[EXERCISE OBJECTIVE] Determine which lines of the records include the word "title", and copy them.

[LISTED RECORDS]
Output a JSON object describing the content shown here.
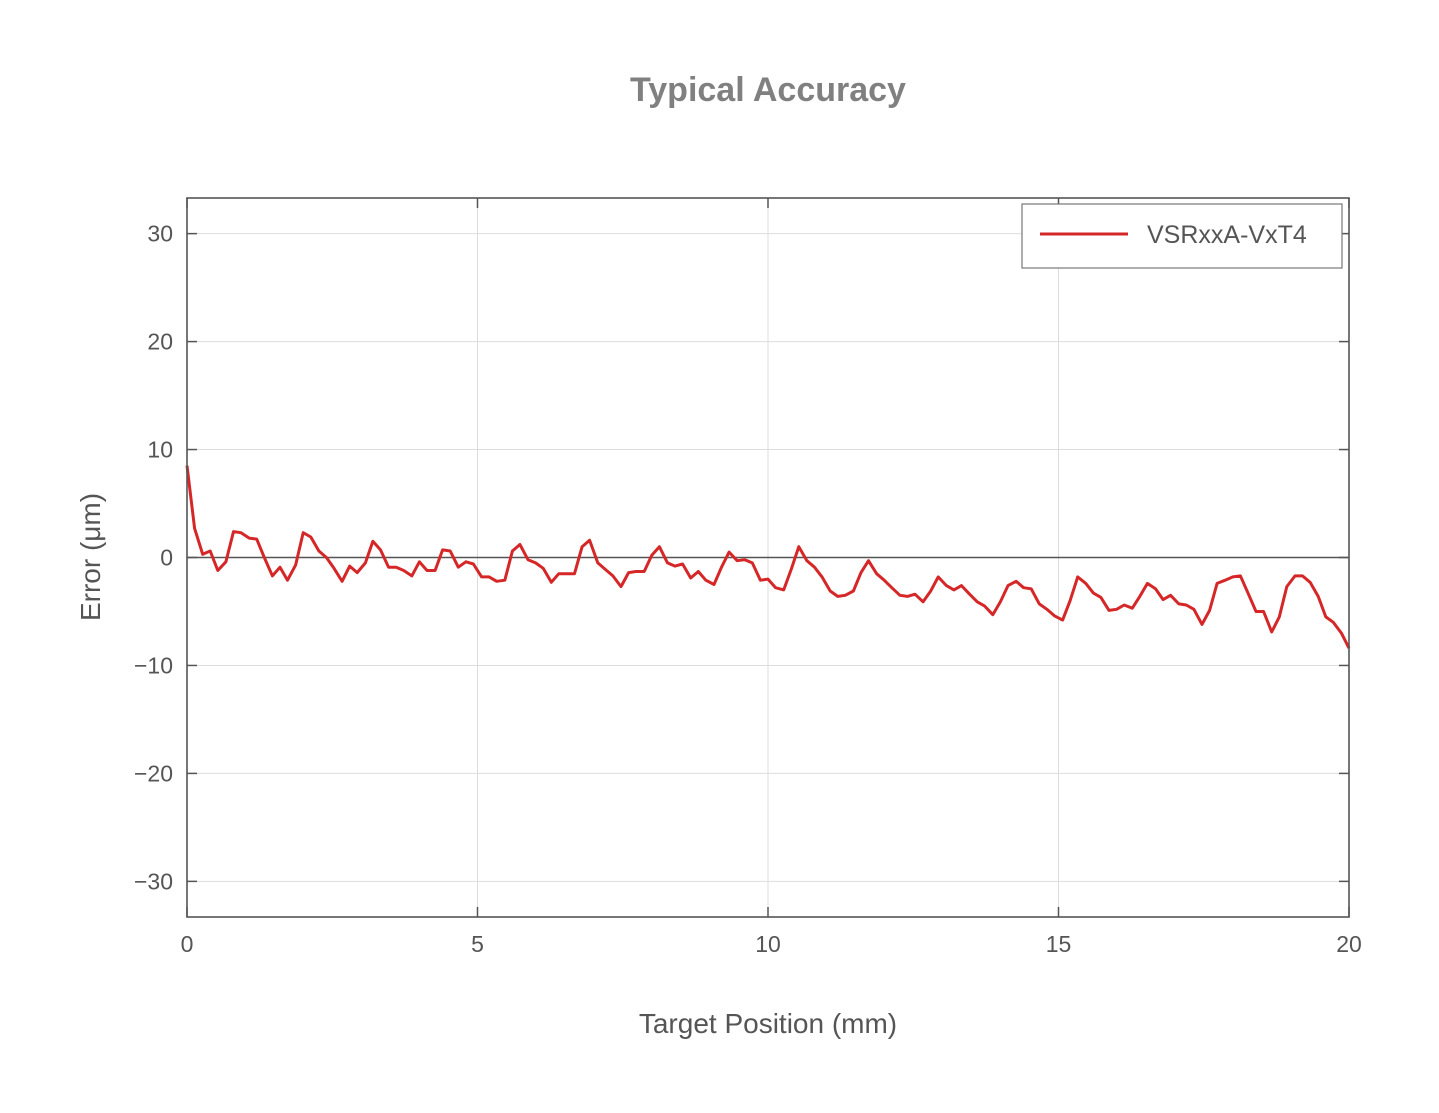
{
  "chart_data": {
    "type": "line",
    "title": "Typical Accuracy",
    "xlabel": "Target Position (mm)",
    "ylabel": "Error (μm)",
    "xlim": [
      0,
      20
    ],
    "ylim": [
      -33.3,
      33.3
    ],
    "xticks": [
      0,
      5,
      10,
      15,
      20
    ],
    "yticks": [
      -30,
      -20,
      -10,
      0,
      10,
      20,
      30
    ],
    "xtick_labels": [
      "0",
      "5",
      "10",
      "15",
      "20"
    ],
    "ytick_labels": [
      "−30",
      "−20",
      "−10",
      "0",
      "10",
      "20",
      "30"
    ],
    "grid": true,
    "legend_position": "top-right",
    "colors": {
      "line": "#d62728",
      "text": "#555555",
      "title": "#808080",
      "grid": "#dddddd",
      "axis": "#555555"
    },
    "series": [
      {
        "name": "VSRxxA-VxT4",
        "x": [
          0,
          0.13,
          0.27,
          0.4,
          0.53,
          0.67,
          0.8,
          0.93,
          1.07,
          1.2,
          1.33,
          1.47,
          1.6,
          1.73,
          1.87,
          2,
          2.13,
          2.27,
          2.4,
          2.53,
          2.67,
          2.8,
          2.93,
          3.07,
          3.2,
          3.33,
          3.47,
          3.6,
          3.73,
          3.87,
          4,
          4.13,
          4.27,
          4.4,
          4.53,
          4.67,
          4.8,
          4.93,
          5.07,
          5.2,
          5.33,
          5.47,
          5.6,
          5.73,
          5.87,
          6,
          6.13,
          6.27,
          6.4,
          6.53,
          6.67,
          6.8,
          6.93,
          7.07,
          7.2,
          7.33,
          7.47,
          7.6,
          7.73,
          7.87,
          8,
          8.13,
          8.27,
          8.4,
          8.53,
          8.67,
          8.8,
          8.93,
          9.07,
          9.2,
          9.33,
          9.47,
          9.6,
          9.73,
          9.87,
          10,
          10.13,
          10.27,
          10.4,
          10.53,
          10.67,
          10.8,
          10.93,
          11.07,
          11.2,
          11.33,
          11.47,
          11.6,
          11.73,
          11.87,
          12,
          12.13,
          12.27,
          12.4,
          12.53,
          12.67,
          12.8,
          12.93,
          13.07,
          13.2,
          13.33,
          13.47,
          13.6,
          13.73,
          13.87,
          14,
          14.13,
          14.27,
          14.4,
          14.53,
          14.67,
          14.8,
          14.93,
          15.07,
          15.2,
          15.33,
          15.47,
          15.6,
          15.73,
          15.87,
          16,
          16.13,
          16.27,
          16.4,
          16.53,
          16.67,
          16.8,
          16.93,
          17.07,
          17.2,
          17.33,
          17.47,
          17.6,
          17.73,
          17.87,
          18,
          18.13,
          18.27,
          18.4,
          18.53,
          18.67,
          18.8,
          18.93,
          19.07,
          19.2,
          19.33,
          19.47,
          19.6,
          19.73,
          19.87,
          20
        ],
        "y": [
          8.5,
          2.7,
          0.3,
          0.6,
          -1.2,
          -0.4,
          2.4,
          2.3,
          1.8,
          1.7,
          0,
          -1.7,
          -0.9,
          -2.1,
          -0.7,
          2.3,
          1.9,
          0.6,
          0,
          -1.0,
          -2.2,
          -0.8,
          -1.4,
          -0.5,
          1.5,
          0.7,
          -0.9,
          -0.9,
          -1.2,
          -1.7,
          -0.4,
          -1.2,
          -1.2,
          0.7,
          0.6,
          -0.9,
          -0.4,
          -0.6,
          -1.8,
          -1.8,
          -2.2,
          -2.1,
          0.6,
          1.2,
          -0.2,
          -0.5,
          -1.0,
          -2.3,
          -1.5,
          -1.5,
          -1.5,
          1.0,
          1.6,
          -0.5,
          -1.1,
          -1.7,
          -2.7,
          -1.4,
          -1.3,
          -1.3,
          0.2,
          1.0,
          -0.5,
          -0.8,
          -0.6,
          -1.9,
          -1.3,
          -2.1,
          -2.5,
          -0.9,
          0.5,
          -0.3,
          -0.2,
          -0.5,
          -2.1,
          -2.0,
          -2.8,
          -3.0,
          -1.1,
          1.0,
          -0.3,
          -0.9,
          -1.8,
          -3.1,
          -3.6,
          -3.5,
          -3.1,
          -1.4,
          -0.3,
          -1.5,
          -2.1,
          -2.8,
          -3.5,
          -3.6,
          -3.4,
          -4.1,
          -3.1,
          -1.8,
          -2.6,
          -3.0,
          -2.6,
          -3.4,
          -4.1,
          -4.5,
          -5.3,
          -4.1,
          -2.6,
          -2.2,
          -2.8,
          -2.9,
          -4.3,
          -4.8,
          -5.4,
          -5.8,
          -4.0,
          -1.8,
          -2.4,
          -3.3,
          -3.7,
          -4.9,
          -4.8,
          -4.4,
          -4.7,
          -3.6,
          -2.4,
          -2.9,
          -3.9,
          -3.5,
          -4.3,
          -4.4,
          -4.8,
          -6.2,
          -4.9,
          -2.4,
          -2.1,
          -1.8,
          -1.7,
          -3.4,
          -5.0,
          -5.0,
          -6.9,
          -5.5,
          -2.7,
          -1.7,
          -1.7,
          -2.3,
          -3.6,
          -5.5,
          -6.0,
          -7.0,
          -8.4
        ]
      }
    ]
  }
}
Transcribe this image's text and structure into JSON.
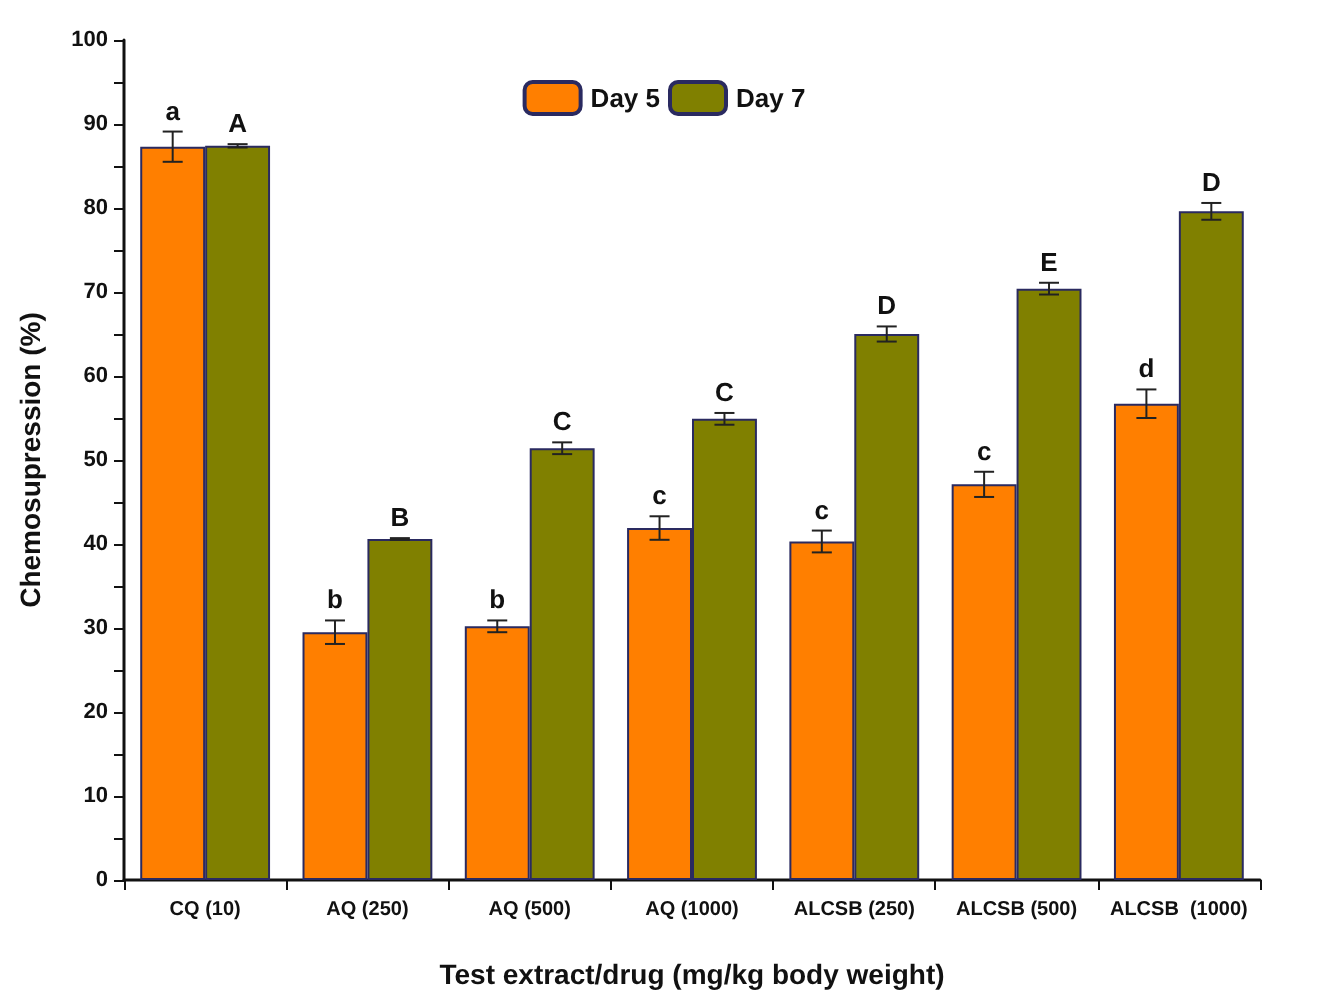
{
  "chart_data": {
    "type": "bar",
    "xlabel": "Test extract/drug (mg/kg body weight)",
    "ylabel": "Chemosupression (%)",
    "categories": [
      "CQ (10)",
      "AQ (250)",
      "AQ (500)",
      "AQ (1000)",
      "ALCSB (250)",
      "ALCSB (500)",
      "ALCSB  (1000)"
    ],
    "series": [
      {
        "name": "Day 5",
        "color": "#ff7f00",
        "values": [
          87.3,
          29.5,
          30.2,
          41.9,
          40.3,
          47.1,
          56.7
        ],
        "errors": [
          1.8,
          1.4,
          0.7,
          1.4,
          1.3,
          1.5,
          1.7
        ]
      },
      {
        "name": "Day 7",
        "color": "#808000",
        "values": [
          87.4,
          40.6,
          51.4,
          54.9,
          65.0,
          70.4,
          79.6
        ],
        "errors": [
          0.2,
          0.1,
          0.7,
          0.7,
          0.9,
          0.7,
          1.0
        ]
      }
    ],
    "ylim": [
      0,
      100
    ],
    "yticks": [
      0,
      {
        "value": 5,
        "label": null
      },
      10,
      {
        "value": 15,
        "label": null
      },
      20,
      {
        "value": 25,
        "label": null
      },
      30,
      {
        "value": 35,
        "label": null
      },
      40,
      {
        "value": 45,
        "label": null
      },
      50,
      {
        "value": 55,
        "label": null
      },
      60,
      {
        "value": 65,
        "label": null
      },
      70,
      {
        "value": 75,
        "label": null
      },
      80,
      {
        "value": 85,
        "label": null
      },
      90,
      {
        "value": 95,
        "label": null
      },
      100
    ],
    "annotations": [
      {
        "text": "a",
        "x": "CQ (10)",
        "y": 87.3
      },
      {
        "text": "A",
        "x": "CQ (10)",
        "y": 87.4
      },
      {
        "text": "b",
        "x": "AQ (250)",
        "y": 29.5
      },
      {
        "text": "B",
        "x": "AQ (250)",
        "y": 40.6
      },
      {
        "text": "b",
        "x": "AQ (500)",
        "y": 30.2
      },
      {
        "text": "C",
        "x": "AQ (500)",
        "y": 51.4
      },
      {
        "text": "c",
        "x": "AQ (1000)",
        "y": 41.9
      },
      {
        "text": "C",
        "x": "AQ (1000)",
        "y": 54.9
      },
      {
        "text": "c",
        "x": "ALCSB (250)",
        "y": 40.3
      },
      {
        "text": "D",
        "x": "ALCSB (250)",
        "y": 65.0
      },
      {
        "text": "c",
        "x": "ALCSB (500)",
        "y": 47.1
      },
      {
        "text": "E",
        "x": "ALCSB (500)",
        "y": 70.4
      },
      {
        "text": "d",
        "x": "ALCSB  (1000)",
        "y": 56.7
      },
      {
        "text": "D",
        "x": "ALCSB  (1000)",
        "y": 79.6
      }
    ],
    "grid": false,
    "legend": "top"
  }
}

[RESPONSE]
    "title": "Typical Accuracy",
      "title": "#808080",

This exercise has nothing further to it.